WORK TO BE COMPLETED - Each line that holds the word "Deaths" is to be identified and copied.
— BEGIN LISTED ENTRIES —
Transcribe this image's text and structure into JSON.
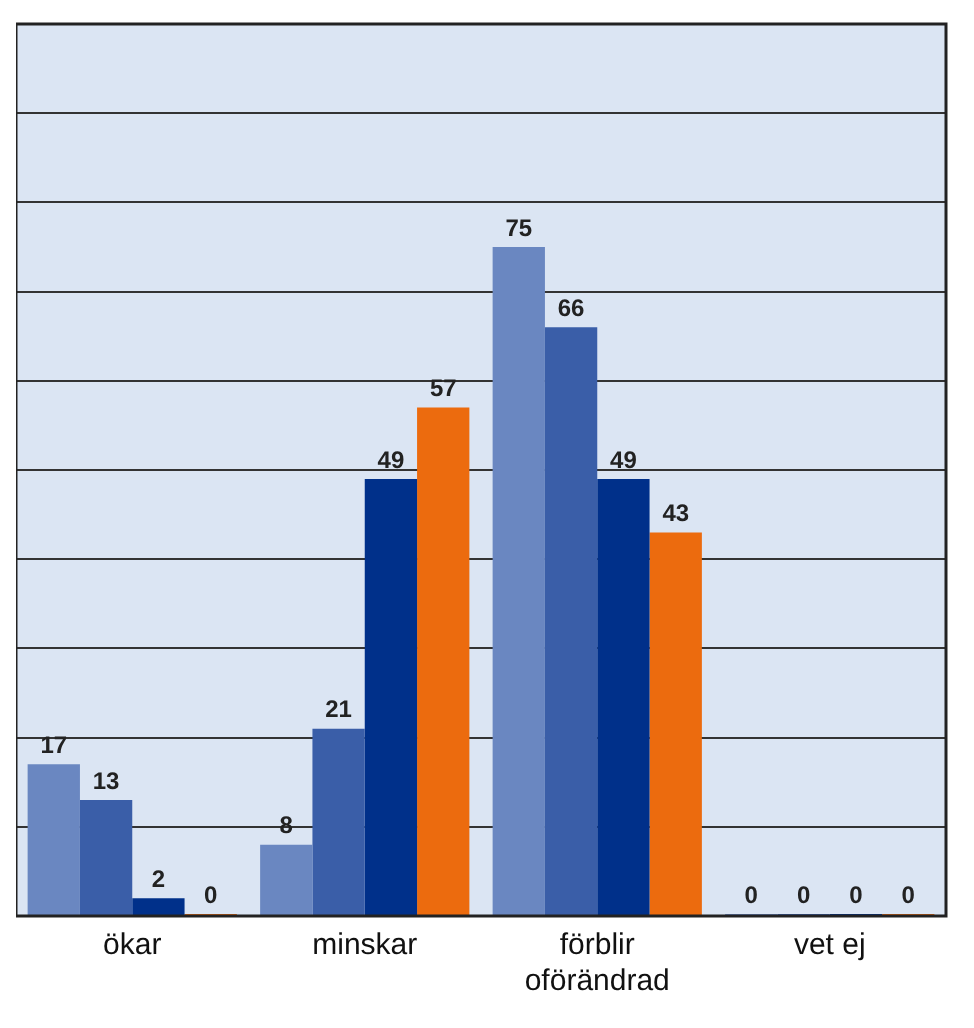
{
  "chart_data": {
    "type": "bar",
    "categories": [
      "ökar",
      "minskar",
      "förblir oförändrad",
      "vet ej"
    ],
    "series": [
      {
        "color": "#6a87c1",
        "values": [
          17,
          8,
          75,
          0
        ]
      },
      {
        "color": "#3a5ea8",
        "values": [
          13,
          21,
          66,
          0
        ]
      },
      {
        "color": "#00308a",
        "values": [
          2,
          49,
          49,
          0
        ]
      },
      {
        "color": "#ec6b0e",
        "values": [
          0,
          57,
          43,
          0
        ]
      }
    ],
    "ylim": [
      0,
      100
    ],
    "yticks": [
      0,
      10,
      20,
      30,
      40,
      50,
      60,
      70,
      80,
      90,
      100
    ],
    "grid": "y",
    "tick_labels": "x",
    "data_labels": true,
    "legend": false
  }
}
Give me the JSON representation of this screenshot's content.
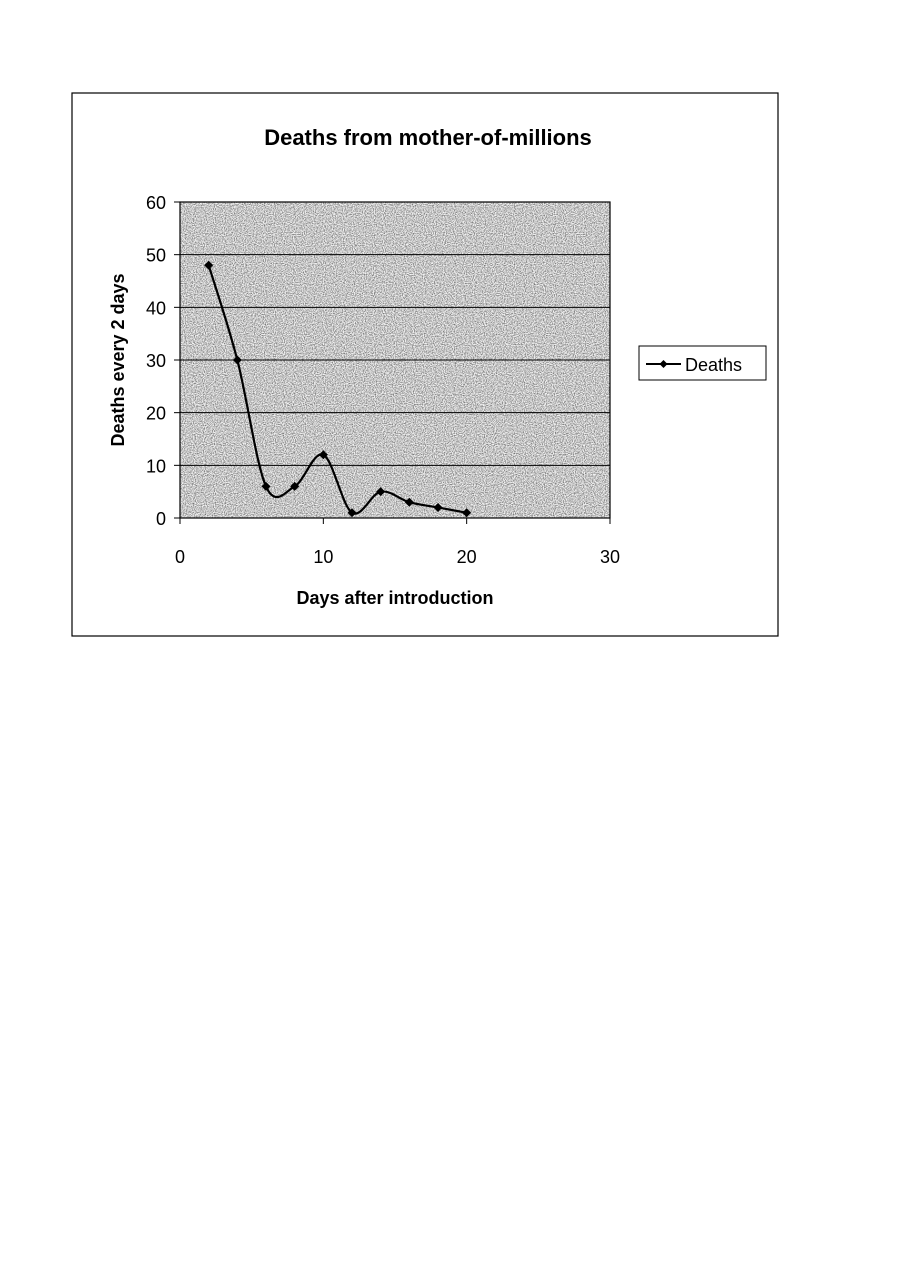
{
  "chart_data": {
    "type": "line",
    "title": "Deaths from mother-of-millions",
    "xlabel": "Days after introduction",
    "ylabel": "Deaths every 2 days",
    "xlim": [
      0,
      30
    ],
    "ylim": [
      0,
      60
    ],
    "xticks": [
      0,
      10,
      20,
      30
    ],
    "yticks": [
      0,
      10,
      20,
      30,
      40,
      50,
      60
    ],
    "grid": "horizontal",
    "legend_position": "right",
    "series": [
      {
        "name": "Deaths",
        "color": "#000000",
        "marker": "diamond",
        "smooth": true,
        "x": [
          2,
          4,
          6,
          8,
          10,
          12,
          14,
          16,
          18,
          20
        ],
        "y": [
          48,
          30,
          6,
          6,
          12,
          1,
          5,
          3,
          2,
          1
        ]
      }
    ]
  }
}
— END LISTED ENTRIES —
TASK ANSWER -
    "title": "Deaths from mother-of-millions",
    "ylabel": "Deaths every 2 days",
        "name": "Deaths",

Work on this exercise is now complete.